=== TEXT EXTRACT ===

==========

However, it takes more than just the right finance to succeed as a community organisation within Scotland’s arts sector. OOTB has achieved this and more by offering valuable opportunities and apprentices to people in the local community.

Back in 2003 OOTB quickly established itself at the heart of the community by helping to redevelop Dalmeny Park, along with local young people. Then in 2007 OOTB set up a café for use by resident artists and the wider community.

Through the café OOTB offered a training programme for young people who had previously lacked the motivation or experience to find jobs. More recently OOTB offered 24 trainees placements at the Drill Hall café and the Out of the Blueprint printing business. Two of the young people originally involved in the park re-development joined the programme and are still involved six years later as shift leaders training new recruits.

Café shift leader Jodie Boswell has worked at the Drill Hall for nine years. In that time she has benefitted from various training courses, including SVQs on customer service, retail, first aid, food hygiene, and supervision and leadership. Her self-confidence and sense of achievement have benefitted too. Jodie is about to start a new role as Cafe Business Development Worker. The training can open doors to the wider job market, with one Drill Hall Café graduate now working as a chef at Edinburgh’s five-star Balmoral Hotel.

Alastair Davis, CEO, Social Investment ScotlandAlastair Davis, CEO, Social Investment Scotland
Alastair Davis, CEO, Social Investment Scotland

Both the Bongo Club and a recording studio established by OOTB have been instrumental in the creation of the Mercury Prize-winning band, The Young Fathers, who are talking to Out of the Blueprint for help with band merchandise. OOTB’s scope has even extended to Hollywood: one young actor who attended youth theatre classes at the Drill Hall secured a part in Trainspotting 2.

The OOTB team also reaches out to community groups to offer advice and promotion and provide space where they can. It is currently doing a Lottery-funded social history project on ‘What makes a Leither’ to help reach the local BME community.

A story of success

The success of the OOTB model has attracted the attention of developments elsewhere, keen to learn from their experience and replicate it. OOTB’s experience has also led public sector organisations and funders to ask the team to help move things forward with other projects. The team was recently brought in to create Edinburgh-based Abbeymount Studios when another organisation got into trouble as the funders, including SIS, know OOTB to be a safe pair of hands.

OOTB created artist space at a time, and in a place, when no-one else was doing it. This pioneering arts trust has since played a pivotal role in reinvigorating Leith, providing the start needed by artists and engaging with young people and the wider community.

As OOTB Manager Rob Hoon says: “We’ve helped to make it happen for a lot of people, we don’t just sit in the community, we help create it.”

==========

=== DIRECTIVE A ===
In the OOTB article, retype everything from "The OOTB team" down to "pair of hands.".
=== DIRECTIVE B ===
According to the OOTB article, in what year did OOTB set up a café for resident artists and the wider community?
Draw only on the OOTB article.

==========

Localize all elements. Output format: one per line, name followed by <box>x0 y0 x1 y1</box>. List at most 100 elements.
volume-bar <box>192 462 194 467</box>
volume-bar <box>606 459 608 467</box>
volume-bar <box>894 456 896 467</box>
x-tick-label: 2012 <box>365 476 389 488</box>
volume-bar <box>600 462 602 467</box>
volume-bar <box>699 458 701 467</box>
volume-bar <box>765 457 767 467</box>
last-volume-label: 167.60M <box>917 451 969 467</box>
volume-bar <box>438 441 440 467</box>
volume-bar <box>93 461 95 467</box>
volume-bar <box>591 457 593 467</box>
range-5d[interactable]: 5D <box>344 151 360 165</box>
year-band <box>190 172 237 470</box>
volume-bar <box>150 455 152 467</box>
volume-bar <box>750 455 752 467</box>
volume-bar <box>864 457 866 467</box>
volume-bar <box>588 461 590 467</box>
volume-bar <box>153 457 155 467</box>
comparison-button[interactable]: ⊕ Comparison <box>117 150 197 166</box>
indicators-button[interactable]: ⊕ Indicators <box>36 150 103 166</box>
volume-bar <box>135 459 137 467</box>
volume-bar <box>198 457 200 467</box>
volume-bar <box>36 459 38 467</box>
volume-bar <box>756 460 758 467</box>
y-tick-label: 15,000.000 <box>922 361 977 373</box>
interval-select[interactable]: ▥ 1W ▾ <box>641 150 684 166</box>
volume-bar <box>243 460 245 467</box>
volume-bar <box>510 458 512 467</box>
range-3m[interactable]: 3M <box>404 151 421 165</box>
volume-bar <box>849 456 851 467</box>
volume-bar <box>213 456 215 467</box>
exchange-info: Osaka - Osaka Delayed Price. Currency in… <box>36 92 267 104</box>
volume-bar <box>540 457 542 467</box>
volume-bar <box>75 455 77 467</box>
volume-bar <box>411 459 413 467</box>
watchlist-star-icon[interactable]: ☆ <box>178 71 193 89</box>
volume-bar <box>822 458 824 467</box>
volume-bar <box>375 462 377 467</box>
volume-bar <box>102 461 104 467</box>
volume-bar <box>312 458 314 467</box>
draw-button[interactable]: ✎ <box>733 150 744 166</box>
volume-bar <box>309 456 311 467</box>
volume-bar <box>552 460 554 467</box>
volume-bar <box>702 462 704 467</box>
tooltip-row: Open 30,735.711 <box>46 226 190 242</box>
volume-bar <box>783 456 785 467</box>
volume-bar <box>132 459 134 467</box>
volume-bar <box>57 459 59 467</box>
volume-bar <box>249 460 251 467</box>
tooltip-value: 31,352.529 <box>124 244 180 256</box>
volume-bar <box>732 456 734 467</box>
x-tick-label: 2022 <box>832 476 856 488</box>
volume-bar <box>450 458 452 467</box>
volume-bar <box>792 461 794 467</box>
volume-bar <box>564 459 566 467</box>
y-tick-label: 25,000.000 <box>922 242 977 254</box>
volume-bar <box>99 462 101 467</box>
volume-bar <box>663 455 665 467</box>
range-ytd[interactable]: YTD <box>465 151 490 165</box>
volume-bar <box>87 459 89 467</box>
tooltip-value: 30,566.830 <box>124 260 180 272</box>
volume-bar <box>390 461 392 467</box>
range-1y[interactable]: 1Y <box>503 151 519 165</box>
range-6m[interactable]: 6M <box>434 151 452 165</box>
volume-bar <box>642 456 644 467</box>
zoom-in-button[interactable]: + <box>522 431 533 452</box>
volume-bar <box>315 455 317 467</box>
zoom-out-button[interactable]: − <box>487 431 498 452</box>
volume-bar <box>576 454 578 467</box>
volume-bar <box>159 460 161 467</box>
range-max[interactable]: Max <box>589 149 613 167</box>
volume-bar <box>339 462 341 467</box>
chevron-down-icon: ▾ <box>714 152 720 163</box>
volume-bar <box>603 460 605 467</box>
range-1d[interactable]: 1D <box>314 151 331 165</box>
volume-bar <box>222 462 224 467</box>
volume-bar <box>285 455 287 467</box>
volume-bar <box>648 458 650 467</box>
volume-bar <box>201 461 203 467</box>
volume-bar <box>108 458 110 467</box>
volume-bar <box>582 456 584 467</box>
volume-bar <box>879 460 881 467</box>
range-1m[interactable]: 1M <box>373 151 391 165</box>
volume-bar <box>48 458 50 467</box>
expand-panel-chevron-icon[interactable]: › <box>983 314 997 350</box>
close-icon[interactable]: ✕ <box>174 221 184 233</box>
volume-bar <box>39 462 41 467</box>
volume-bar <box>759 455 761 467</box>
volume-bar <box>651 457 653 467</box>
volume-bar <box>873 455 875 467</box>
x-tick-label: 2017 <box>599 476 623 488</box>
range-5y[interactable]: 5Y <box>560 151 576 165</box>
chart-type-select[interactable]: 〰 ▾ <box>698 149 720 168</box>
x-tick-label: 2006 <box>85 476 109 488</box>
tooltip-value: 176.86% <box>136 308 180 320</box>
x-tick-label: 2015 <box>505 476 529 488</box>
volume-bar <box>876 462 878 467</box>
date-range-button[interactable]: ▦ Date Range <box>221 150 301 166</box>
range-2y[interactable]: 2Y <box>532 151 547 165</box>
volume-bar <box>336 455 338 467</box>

==========

=== TASK ANSWER A ===
The OOTB team also reaches out to community groups to offer advice and promotion and provide space where they can. It is currently doing a Lottery-funded social history project on ‘What makes a Leither’ to help reach the local BME community.

A story of success

The success of the OOTB model has attracted the attention of developments elsewhere, keen to learn from their experience and replicate it. OOTB’s experience has also led public sector organisations and funders to ask the team to help move things forward with other projects. The team was recently brought in to create Edinburgh-based Abbeymount Studios when another organisation got into trouble as the funders, including SIS, know OOTB to be a safe pair of hands.

=== TASK ANSWER B ===
2007